» INFORMATION:
___

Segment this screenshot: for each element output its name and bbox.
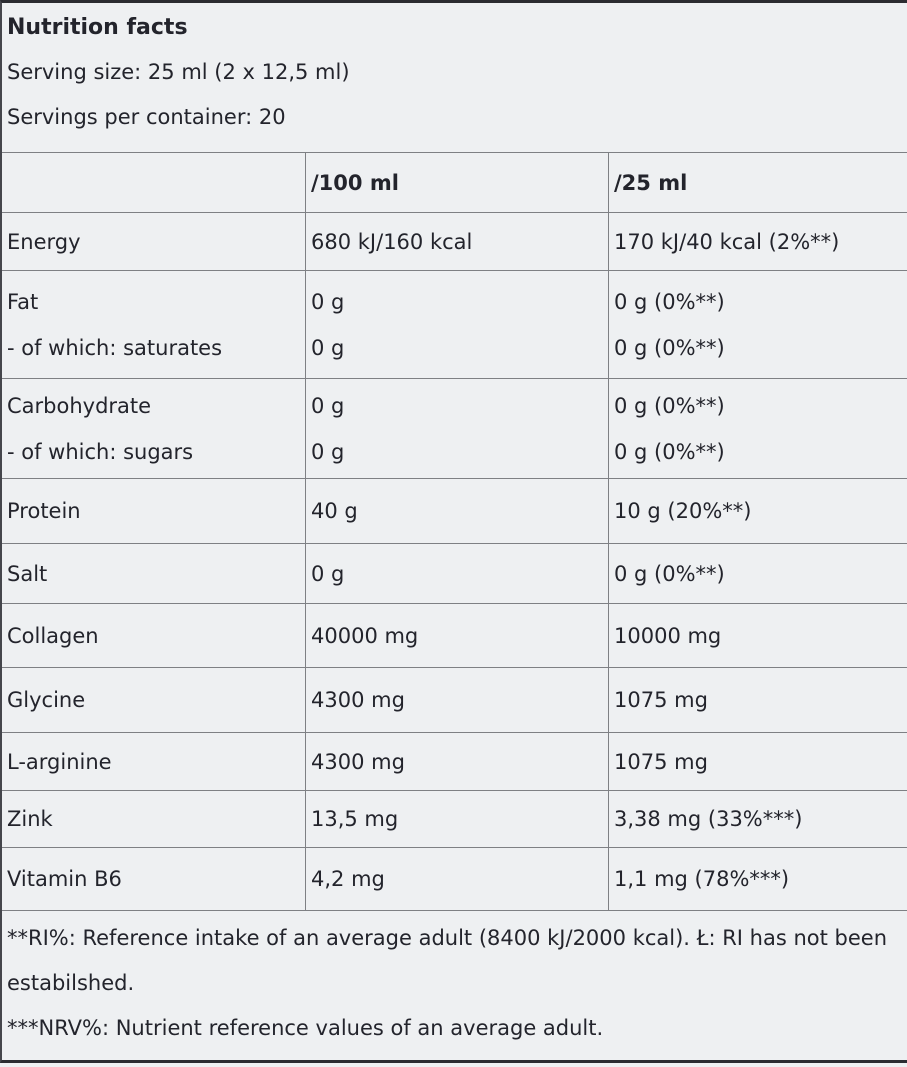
per-25ml-value: 0 g (0%**) xyxy=(614,561,725,586)
per-25ml-cell: 10000 mg xyxy=(608,604,907,667)
nutrient-name: L-arginine xyxy=(7,749,112,774)
per-100ml-value: 0 g xyxy=(311,393,345,418)
nutrient-name-cell: Energy xyxy=(2,213,305,270)
per-25ml-cell: 0 g (0%**) 0 g (0%**) xyxy=(608,271,907,378)
table-row-l-arginine: L-arginine 4300 mg 1075 mg xyxy=(2,732,907,790)
table-row-fat: Fat - of which: saturates 0 g 0 g 0 g (0… xyxy=(2,270,907,378)
nutrition-table: /100 ml /25 ml Energy 680 kJ/160 kcal 17… xyxy=(2,152,907,910)
panel-intro: Nutrition facts Serving size: 25 ml (2 x… xyxy=(2,3,907,152)
nutrient-name: Collagen xyxy=(7,623,99,648)
nutrient-name: Glycine xyxy=(7,688,86,712)
nutrient-name: Protein xyxy=(7,499,81,523)
table-row-glycine: Glycine 4300 mg 1075 mg xyxy=(2,667,907,732)
table-row-vitamin-b6: Vitamin B6 4,2 mg 1,1 mg (78%***) xyxy=(2,847,907,910)
per-100ml-cell: 13,5 mg xyxy=(305,791,608,847)
per-25ml-value: 10000 mg xyxy=(614,623,722,648)
table-row-carbohydrate: Carbohydrate - of which: sugars 0 g 0 g … xyxy=(2,378,907,478)
per-25ml-cell: 0 g (0%**) xyxy=(608,544,907,603)
table-row-energy: Energy 680 kJ/160 kcal 170 kJ/40 kcal (2… xyxy=(2,212,907,270)
per-25ml-cell: 1075 mg xyxy=(608,733,907,790)
footnotes-section: **RI%: Reference intake of an average ad… xyxy=(2,910,907,1060)
nutrient-name-cell: Vitamin B6 xyxy=(2,848,305,910)
per-100ml-subvalue: 0 g xyxy=(311,335,345,360)
per-25ml-value: 10 g (20%**) xyxy=(614,499,752,523)
per-100ml-value: 4,2 mg xyxy=(311,867,385,891)
nutrient-subname: - of which: sugars xyxy=(7,439,194,464)
per-100ml-cell: 40000 mg xyxy=(305,604,608,667)
nutrient-name-cell: L-arginine xyxy=(2,733,305,790)
per-25ml-cell: 0 g (0%**) 0 g (0%**) xyxy=(608,379,907,478)
per-100ml-value: 4300 mg xyxy=(311,688,405,712)
per-100ml-value: 0 g xyxy=(311,561,345,586)
per-100ml-value: 4300 mg xyxy=(311,749,405,774)
footnote-ri: **RI%: Reference intake of an average ad… xyxy=(7,926,888,995)
nutrient-name-cell: Glycine xyxy=(2,668,305,732)
table-row-collagen: Collagen 40000 mg 10000 mg xyxy=(2,603,907,667)
per-25ml-cell: 170 kJ/40 kcal (2%**) xyxy=(608,213,907,270)
per-100ml-cell: 4300 mg xyxy=(305,668,608,732)
per-100ml-value: 40000 mg xyxy=(311,623,419,648)
serving-size-line: Serving size: 25 ml (2 x 12,5 ml) xyxy=(7,60,350,84)
per-25ml-value: 170 kJ/40 kcal (2%**) xyxy=(614,229,840,254)
per-25ml-subvalue: 0 g (0%**) xyxy=(614,439,725,464)
nutrient-name: Zink xyxy=(7,807,53,831)
per-100ml-value: 40 g xyxy=(311,499,358,523)
panel-title: Nutrition facts xyxy=(7,15,188,40)
nutrient-name-cell: Collagen xyxy=(2,604,305,667)
nutrient-name: Salt xyxy=(7,561,48,586)
per-25ml-value: 1,1 mg (78%***) xyxy=(614,867,790,891)
per-25ml-value: 1075 mg xyxy=(614,749,708,774)
table-row-zink: Zink 13,5 mg 3,38 mg (33%***) xyxy=(2,790,907,847)
column-header-empty xyxy=(2,153,305,212)
per-100ml-cell: 0 g 0 g xyxy=(305,379,608,478)
per-100ml-value: 0 g xyxy=(311,289,345,314)
per-25ml-subvalue: 0 g (0%**) xyxy=(614,335,725,360)
per-100ml-cell: 40 g xyxy=(305,479,608,543)
per-100ml-value: 13,5 mg xyxy=(311,807,399,831)
nutrient-name: Energy xyxy=(7,229,81,254)
per-25ml-cell: 1075 mg xyxy=(608,668,907,732)
column-header-per-100ml: /100 ml xyxy=(305,153,608,212)
table-row-protein: Protein 40 g 10 g (20%**) xyxy=(2,478,907,543)
footnote-nrv: ***NRV%: Nutrient reference values of an… xyxy=(7,1016,604,1040)
table-header-row: /100 ml /25 ml xyxy=(2,152,907,212)
nutrient-subname: - of which: saturates xyxy=(7,335,223,360)
per-25ml-cell: 1,1 mg (78%***) xyxy=(608,848,907,910)
per-25ml-value: 1075 mg xyxy=(614,688,708,712)
nutrient-name-cell: Fat - of which: saturates xyxy=(2,271,305,378)
nutrient-name-cell: Zink xyxy=(2,791,305,847)
nutrient-name: Fat xyxy=(7,289,39,314)
per-100ml-subvalue: 0 g xyxy=(311,439,345,464)
nutrient-name-cell: Salt xyxy=(2,544,305,603)
per-25ml-cell: 3,38 mg (33%***) xyxy=(608,791,907,847)
per-100ml-cell: 680 kJ/160 kcal xyxy=(305,213,608,270)
servings-per-container-line: Servings per container: 20 xyxy=(7,105,286,129)
table-row-salt: Salt 0 g 0 g (0%**) xyxy=(2,543,907,603)
per-100ml-cell: 4,2 mg xyxy=(305,848,608,910)
per-100ml-cell: 4300 mg xyxy=(305,733,608,790)
nutrient-name: Carbohydrate xyxy=(7,393,152,418)
per-100ml-cell: 0 g 0 g xyxy=(305,271,608,378)
nutrient-name-cell: Protein xyxy=(2,479,305,543)
nutrient-name-cell: Carbohydrate - of which: sugars xyxy=(2,379,305,478)
per-25ml-value: 0 g (0%**) xyxy=(614,289,725,314)
per-25ml-value: 0 g (0%**) xyxy=(614,393,725,418)
per-100ml-cell: 0 g xyxy=(305,544,608,603)
per-25ml-cell: 10 g (20%**) xyxy=(608,479,907,543)
per-100ml-value: 680 kJ/160 kcal xyxy=(311,229,473,254)
nutrient-name: Vitamin B6 xyxy=(7,867,122,891)
per-25ml-value: 3,38 mg (33%***) xyxy=(614,807,803,831)
column-header-per-25ml: /25 ml xyxy=(608,153,907,212)
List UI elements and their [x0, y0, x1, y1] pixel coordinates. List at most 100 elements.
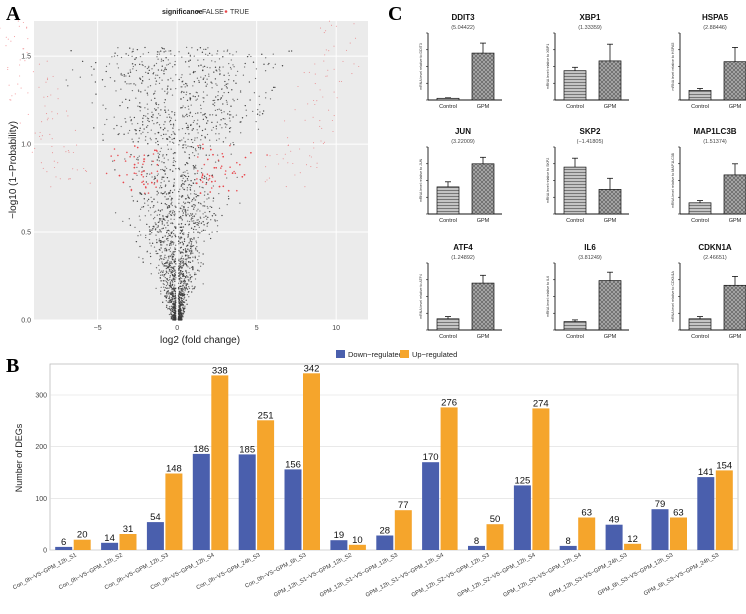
- point: [183, 181, 186, 183]
- point: [229, 143, 232, 145]
- point: [150, 273, 152, 275]
- point: [148, 78, 150, 81]
- x-tick-label: GPM_12h_S3−VS−GPM_24h_S3: [548, 552, 628, 598]
- point: [171, 241, 174, 243]
- point: [183, 240, 186, 243]
- point: [113, 128, 115, 130]
- point-significant: [201, 176, 203, 178]
- point: [152, 206, 154, 208]
- point: [217, 94, 219, 97]
- point: [197, 269, 199, 271]
- point: [172, 279, 174, 281]
- point: [212, 197, 215, 199]
- point: [144, 107, 146, 109]
- point-significant: [195, 182, 198, 184]
- point: [230, 68, 232, 70]
- point: [163, 275, 165, 277]
- point: [172, 281, 174, 283]
- point: [182, 258, 184, 260]
- point: [162, 217, 164, 219]
- point: [188, 60, 190, 62]
- point: [192, 228, 195, 231]
- point-significant: [321, 127, 323, 129]
- point: [194, 286, 196, 288]
- point: [139, 77, 141, 79]
- point: [179, 229, 182, 231]
- point: [182, 260, 185, 262]
- point: [154, 90, 156, 92]
- point-significant: [141, 171, 143, 173]
- point: [137, 122, 139, 125]
- point: [160, 290, 162, 292]
- point: [175, 277, 177, 279]
- point: [189, 239, 192, 242]
- point: [214, 219, 216, 221]
- point: [258, 95, 260, 97]
- point: [182, 306, 184, 309]
- y-axis-label: mRNA level relative to CDKN1A: [671, 270, 675, 322]
- point: [167, 63, 170, 66]
- bar-value-label: 186: [193, 444, 209, 455]
- point: [172, 211, 174, 213]
- point: [194, 148, 197, 150]
- bar-value-label: 141: [698, 467, 714, 478]
- point: [164, 90, 166, 92]
- point-significant: [325, 75, 327, 77]
- bar-up: [715, 470, 733, 550]
- point: [198, 226, 200, 229]
- point: [194, 257, 196, 259]
- point: [155, 138, 157, 140]
- point: [120, 88, 122, 90]
- point-significant: [8, 84, 10, 86]
- point: [221, 88, 223, 90]
- point: [216, 154, 219, 156]
- point: [120, 125, 122, 128]
- point-significant: [7, 68, 9, 70]
- point: [128, 75, 131, 77]
- point: [178, 129, 180, 131]
- panel-label-b: B: [6, 355, 19, 377]
- point: [218, 133, 220, 135]
- point: [165, 262, 167, 265]
- point: [171, 197, 173, 199]
- point: [169, 191, 171, 193]
- point: [210, 219, 212, 221]
- point: [179, 263, 181, 266]
- point: [229, 126, 232, 129]
- point: [230, 153, 232, 155]
- point-significant: [319, 120, 321, 122]
- point: [181, 174, 183, 176]
- point-significant: [331, 119, 333, 122]
- point: [191, 249, 193, 251]
- point: [162, 59, 164, 62]
- point: [181, 184, 183, 186]
- point: [182, 208, 184, 210]
- point: [175, 206, 177, 208]
- bar-up: [165, 473, 183, 550]
- point: [222, 141, 225, 143]
- point: [205, 85, 207, 87]
- point: [180, 280, 183, 282]
- point: [202, 66, 204, 68]
- point: [187, 196, 190, 199]
- point: [120, 74, 122, 76]
- point: [206, 94, 208, 96]
- point: [192, 128, 194, 130]
- point: [182, 262, 184, 265]
- point: [171, 284, 173, 286]
- point: [156, 174, 159, 177]
- point: [180, 98, 182, 100]
- point: [147, 154, 150, 157]
- point-significant: [282, 158, 284, 160]
- point: [189, 261, 192, 264]
- point: [160, 241, 162, 244]
- point: [165, 167, 168, 170]
- point: [196, 137, 198, 139]
- point: [71, 69, 74, 71]
- point: [153, 198, 155, 200]
- point-significant: [26, 26, 28, 28]
- point: [186, 293, 189, 296]
- point: [204, 136, 206, 138]
- point: [167, 297, 170, 300]
- point: [160, 192, 162, 194]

___

» EXERCISE DETAILS:
Which lines of the listing contain the string "column"? Copy every one of them.

» RESULT OF THIS TASK:
column-header-empty xyxy=(2,153,305,212)
column-header-per-100ml: /100 ml xyxy=(305,153,608,212)
column-header-per-25ml: /25 ml xyxy=(608,153,907,212)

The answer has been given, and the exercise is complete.